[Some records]
================================

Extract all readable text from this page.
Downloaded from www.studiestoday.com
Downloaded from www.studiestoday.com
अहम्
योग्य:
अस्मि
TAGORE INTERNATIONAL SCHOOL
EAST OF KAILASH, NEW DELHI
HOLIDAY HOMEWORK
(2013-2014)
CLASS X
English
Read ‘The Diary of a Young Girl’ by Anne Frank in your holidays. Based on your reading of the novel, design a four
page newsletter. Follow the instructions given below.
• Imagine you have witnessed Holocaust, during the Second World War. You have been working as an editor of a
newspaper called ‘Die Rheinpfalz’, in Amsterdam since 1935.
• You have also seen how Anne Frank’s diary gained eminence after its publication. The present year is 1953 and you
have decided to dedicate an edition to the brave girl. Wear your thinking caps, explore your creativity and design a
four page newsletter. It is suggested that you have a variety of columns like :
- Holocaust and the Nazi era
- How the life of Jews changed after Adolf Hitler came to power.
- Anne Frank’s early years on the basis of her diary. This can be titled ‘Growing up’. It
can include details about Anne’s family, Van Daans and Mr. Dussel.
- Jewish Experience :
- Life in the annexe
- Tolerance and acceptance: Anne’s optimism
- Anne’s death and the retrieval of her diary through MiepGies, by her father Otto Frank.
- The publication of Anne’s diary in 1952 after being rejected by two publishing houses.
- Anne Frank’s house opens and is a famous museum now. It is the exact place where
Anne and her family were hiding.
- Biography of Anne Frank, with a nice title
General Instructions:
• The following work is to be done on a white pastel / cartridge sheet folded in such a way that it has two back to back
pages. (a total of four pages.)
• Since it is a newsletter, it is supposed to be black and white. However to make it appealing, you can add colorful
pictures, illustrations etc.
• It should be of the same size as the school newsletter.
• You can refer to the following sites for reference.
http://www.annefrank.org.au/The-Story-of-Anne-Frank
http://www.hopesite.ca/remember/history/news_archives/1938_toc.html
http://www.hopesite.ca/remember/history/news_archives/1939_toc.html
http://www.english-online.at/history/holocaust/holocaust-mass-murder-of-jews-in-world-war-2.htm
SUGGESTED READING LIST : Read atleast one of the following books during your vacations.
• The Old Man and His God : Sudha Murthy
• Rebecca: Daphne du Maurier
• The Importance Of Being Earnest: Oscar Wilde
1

================================

Extract every record and return it verbatim.

Extract all readable text from this page.
Downloaded from www.studiestoday.com
Downloaded from www.studiestoday.com
अहम्
योग्य:
अस्मि
TAGORE INTERNATIONAL SCHOOL
EAST OF KAILASH, NEW DELHI
HOLIDAY HOMEWORK
(2013-2014)
CLASS X
English
Read ‘The Diary of a Young Girl’ by Anne Frank in your holidays. Based on your reading of the novel, design a four
page newsletter. Follow the instructions given below.
• Imagine you have witnessed Holocaust, during the Second World War. You have been working as an editor of a
newspaper called ‘Die Rheinpfalz’, in Amsterdam since 1935.
• You have also seen how Anne Frank’s diary gained eminence after its publication. The present year is 1953 and you
have decided to dedicate an edition to the brave girl. Wear your thinking caps, explore your creativity and design a
four page newsletter. It is suggested that you have a variety of columns like :
- Holocaust and the Nazi era
- How the life of Jews changed after Adolf Hitler came to power.
- Anne Frank’s early years on the basis of her diary. This can be titled ‘Growing up’. It
can include details about Anne’s family, Van Daans and Mr. Dussel.
- Jewish Experience :
- Life in the annexe
- Tolerance and acceptance: Anne’s optimism
- Anne’s death and the retrieval of her diary through MiepGies, by her father Otto Frank.
- The publication of Anne’s diary in 1952 after being rejected by two publishing houses.
- Anne Frank’s house opens and is a famous museum now. It is the exact place where
Anne and her family were hiding.
- Biography of Anne Frank, with a nice title
General Instructions:
• The following work is to be done on a white pastel / cartridge sheet folded in such a way that it has two back to back
pages. (a total of four pages.)
• Since it is a newsletter, it is supposed to be black and white. However to make it appealing, you can add colorful
pictures, illustrations etc.
• It should be of the same size as the school newsletter.
• You can refer to the following sites for reference.
http://www.annefrank.org.au/The-Story-of-Anne-Frank
http://www.hopesite.ca/remember/history/news_archives/1938_toc.html
http://www.hopesite.ca/remember/history/news_archives/1939_toc.html
http://www.english-online.at/history/holocaust/holocaust-mass-murder-of-jews-in-world-war-2.htm
SUGGESTED READING LIST : Read atleast one of the following books during your vacations.
• The Old Man and His God : Sudha Murthy
• Rebecca: Daphne du Maurier
• The Importance Of Being Earnest: Oscar Wilde
1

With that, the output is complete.